▶ _Written task_:
Gather the lines from the material that contain "advertising".

▶ _Dataset records_:
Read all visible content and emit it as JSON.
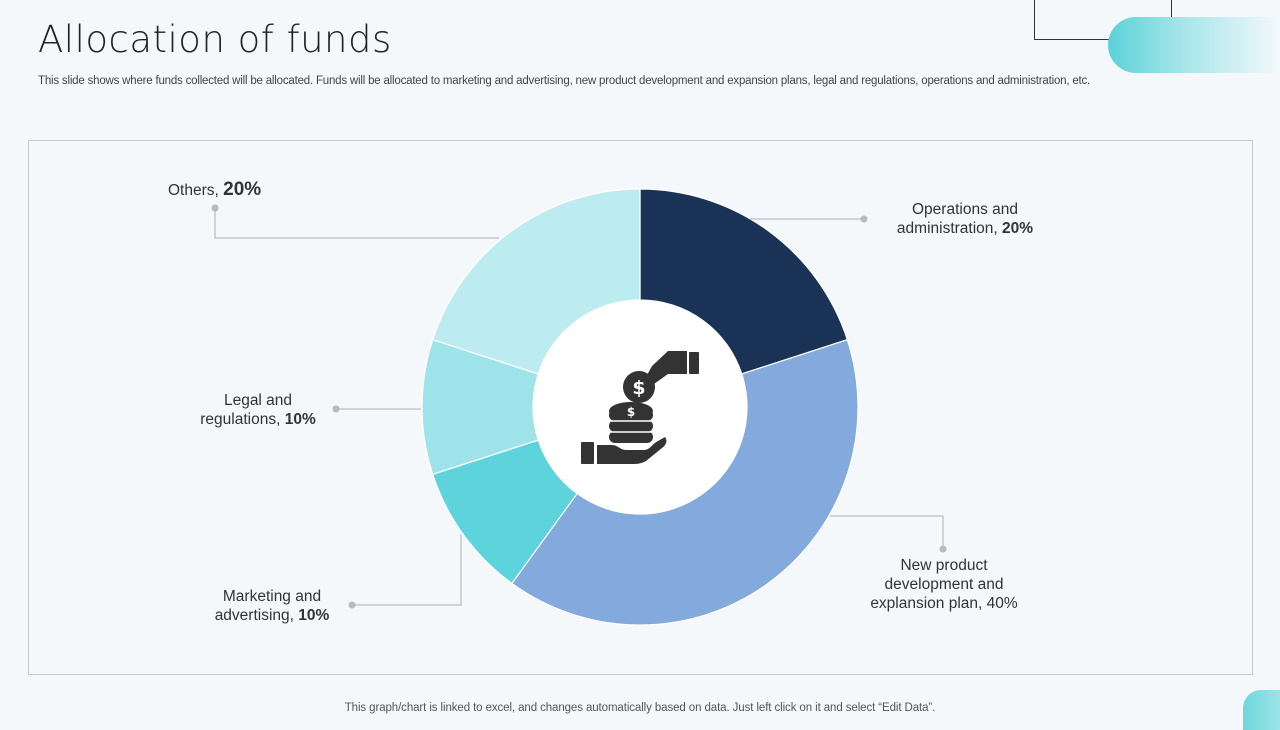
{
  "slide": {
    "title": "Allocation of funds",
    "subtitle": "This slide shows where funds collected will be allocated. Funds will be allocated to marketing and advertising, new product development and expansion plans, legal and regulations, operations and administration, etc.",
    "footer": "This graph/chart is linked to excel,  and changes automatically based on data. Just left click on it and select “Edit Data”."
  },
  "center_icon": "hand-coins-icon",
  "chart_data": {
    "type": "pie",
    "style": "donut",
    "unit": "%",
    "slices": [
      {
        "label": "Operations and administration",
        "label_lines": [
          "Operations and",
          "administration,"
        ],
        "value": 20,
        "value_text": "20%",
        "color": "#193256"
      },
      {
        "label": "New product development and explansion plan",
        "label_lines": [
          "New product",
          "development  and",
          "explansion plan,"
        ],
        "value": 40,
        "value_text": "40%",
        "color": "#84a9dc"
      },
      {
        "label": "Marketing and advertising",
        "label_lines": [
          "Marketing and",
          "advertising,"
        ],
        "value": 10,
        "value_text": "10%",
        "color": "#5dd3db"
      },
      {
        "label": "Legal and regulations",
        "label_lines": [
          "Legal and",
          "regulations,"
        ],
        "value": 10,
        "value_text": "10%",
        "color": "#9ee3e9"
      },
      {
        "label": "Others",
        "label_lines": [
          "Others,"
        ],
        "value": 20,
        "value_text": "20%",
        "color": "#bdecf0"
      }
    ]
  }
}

▶ _Result_:
    "subtitle": "This slide shows where funds collected will be allocated. Funds will be allocated to marketing and advertising, new product development and expansion plans, legal and regulations, operations and administration, etc.",
        "label": "Marketing and advertising",
          "advertising,"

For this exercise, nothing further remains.